─── DATASET EXCERPTS ───

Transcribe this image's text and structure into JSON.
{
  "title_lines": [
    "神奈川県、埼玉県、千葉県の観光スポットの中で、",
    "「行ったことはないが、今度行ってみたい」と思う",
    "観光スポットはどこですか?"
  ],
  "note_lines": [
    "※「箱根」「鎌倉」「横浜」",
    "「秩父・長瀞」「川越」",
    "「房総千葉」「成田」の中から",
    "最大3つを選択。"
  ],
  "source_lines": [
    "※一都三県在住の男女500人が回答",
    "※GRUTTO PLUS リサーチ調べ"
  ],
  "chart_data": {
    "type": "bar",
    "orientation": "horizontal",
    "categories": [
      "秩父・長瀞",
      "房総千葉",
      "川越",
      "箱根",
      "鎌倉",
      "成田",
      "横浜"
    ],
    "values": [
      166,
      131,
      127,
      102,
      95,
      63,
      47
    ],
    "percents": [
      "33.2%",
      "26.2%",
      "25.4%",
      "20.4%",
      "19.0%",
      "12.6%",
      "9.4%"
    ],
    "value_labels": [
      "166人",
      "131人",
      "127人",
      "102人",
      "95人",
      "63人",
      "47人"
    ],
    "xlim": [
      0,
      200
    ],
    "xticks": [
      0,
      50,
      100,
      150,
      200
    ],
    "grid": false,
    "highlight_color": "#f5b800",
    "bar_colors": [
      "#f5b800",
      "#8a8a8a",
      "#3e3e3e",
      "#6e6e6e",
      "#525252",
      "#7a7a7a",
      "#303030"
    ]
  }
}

───
─── DATASET EXCERPTS ───

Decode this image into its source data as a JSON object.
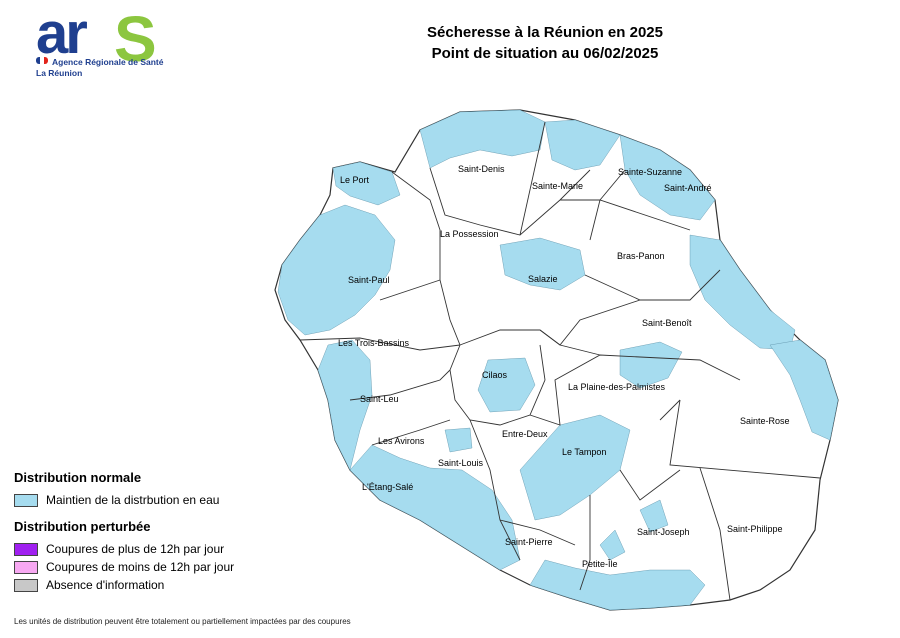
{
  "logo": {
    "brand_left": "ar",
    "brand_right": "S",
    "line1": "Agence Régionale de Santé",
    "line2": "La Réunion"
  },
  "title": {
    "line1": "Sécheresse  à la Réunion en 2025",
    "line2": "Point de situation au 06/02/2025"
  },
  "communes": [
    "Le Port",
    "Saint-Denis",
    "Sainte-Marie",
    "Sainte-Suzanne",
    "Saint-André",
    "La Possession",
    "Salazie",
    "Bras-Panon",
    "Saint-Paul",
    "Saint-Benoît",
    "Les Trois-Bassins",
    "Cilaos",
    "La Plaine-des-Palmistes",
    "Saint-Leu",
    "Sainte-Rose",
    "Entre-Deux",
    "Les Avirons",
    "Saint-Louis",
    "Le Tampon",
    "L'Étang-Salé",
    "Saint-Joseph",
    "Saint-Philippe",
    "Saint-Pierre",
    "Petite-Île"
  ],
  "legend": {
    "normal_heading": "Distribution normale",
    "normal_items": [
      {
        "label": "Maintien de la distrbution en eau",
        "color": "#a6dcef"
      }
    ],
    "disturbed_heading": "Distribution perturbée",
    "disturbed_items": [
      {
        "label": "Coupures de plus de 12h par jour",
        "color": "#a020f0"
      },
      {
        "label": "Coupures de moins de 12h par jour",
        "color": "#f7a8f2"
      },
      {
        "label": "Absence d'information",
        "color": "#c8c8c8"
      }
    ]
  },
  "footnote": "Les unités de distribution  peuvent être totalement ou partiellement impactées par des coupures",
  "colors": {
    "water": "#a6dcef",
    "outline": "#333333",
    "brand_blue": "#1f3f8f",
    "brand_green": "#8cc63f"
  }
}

───
─── DATASET EXCERPTS ───

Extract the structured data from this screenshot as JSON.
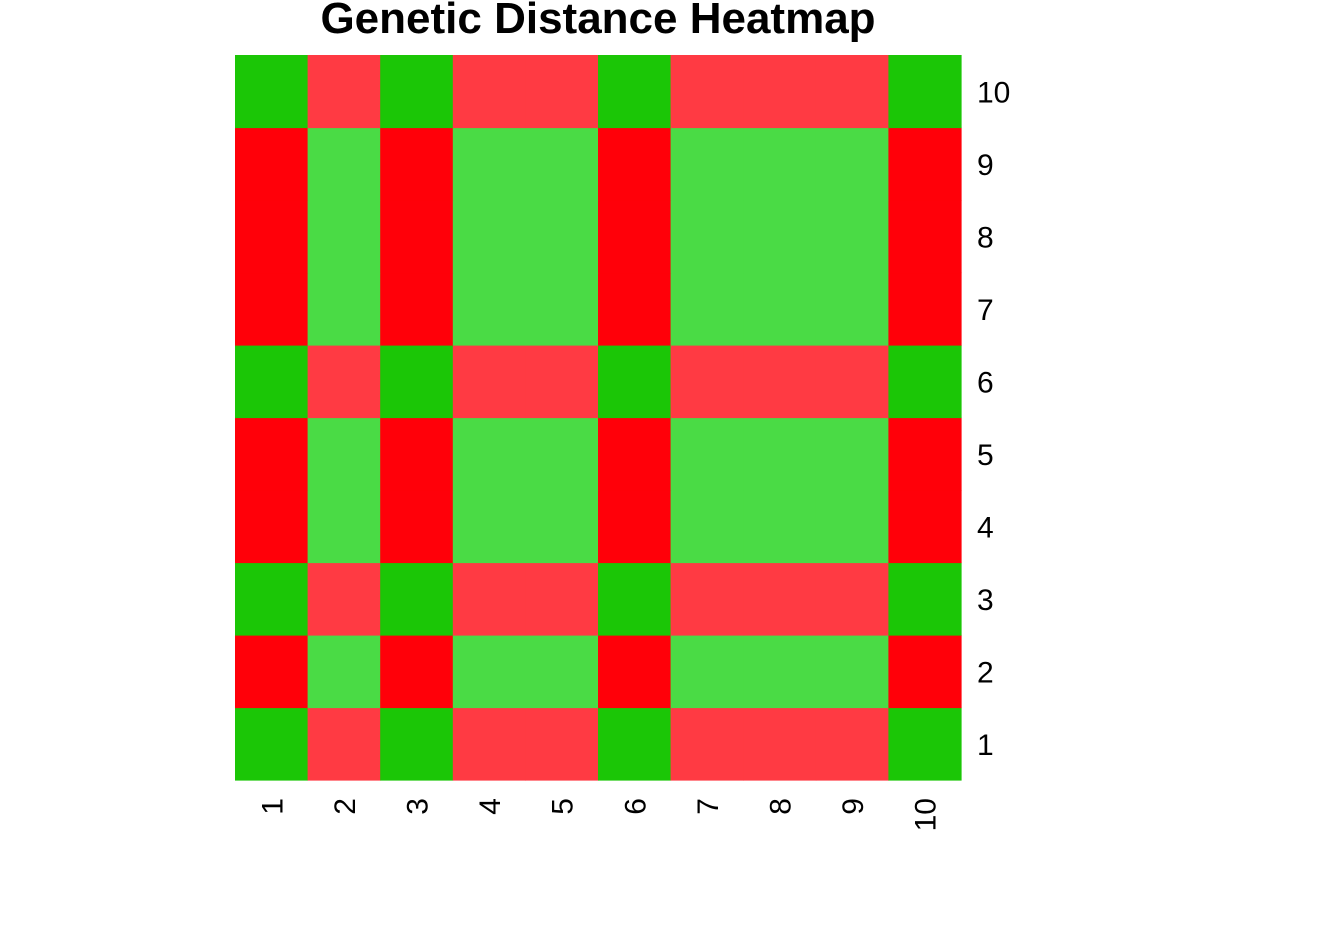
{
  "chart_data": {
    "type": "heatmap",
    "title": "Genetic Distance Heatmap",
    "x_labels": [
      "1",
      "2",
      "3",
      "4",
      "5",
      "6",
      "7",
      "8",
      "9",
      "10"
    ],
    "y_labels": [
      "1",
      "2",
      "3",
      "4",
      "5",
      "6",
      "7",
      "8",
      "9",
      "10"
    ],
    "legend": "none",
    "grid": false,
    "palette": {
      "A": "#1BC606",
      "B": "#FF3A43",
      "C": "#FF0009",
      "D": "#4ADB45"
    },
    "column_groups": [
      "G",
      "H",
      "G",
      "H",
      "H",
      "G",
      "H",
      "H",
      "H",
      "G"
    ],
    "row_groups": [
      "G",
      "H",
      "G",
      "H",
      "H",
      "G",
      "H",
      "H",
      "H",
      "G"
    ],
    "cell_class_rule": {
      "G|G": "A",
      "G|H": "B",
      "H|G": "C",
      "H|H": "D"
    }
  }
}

───

# WHAT THE TASK REQUIRES
Look over the listing. Pull out every line with the string "this" in it.

# RESULT
Transcribe this image's text and structure into JSON.
Decode this image into its source data as a JSON object.
Extract the structured data from this screenshot as JSON.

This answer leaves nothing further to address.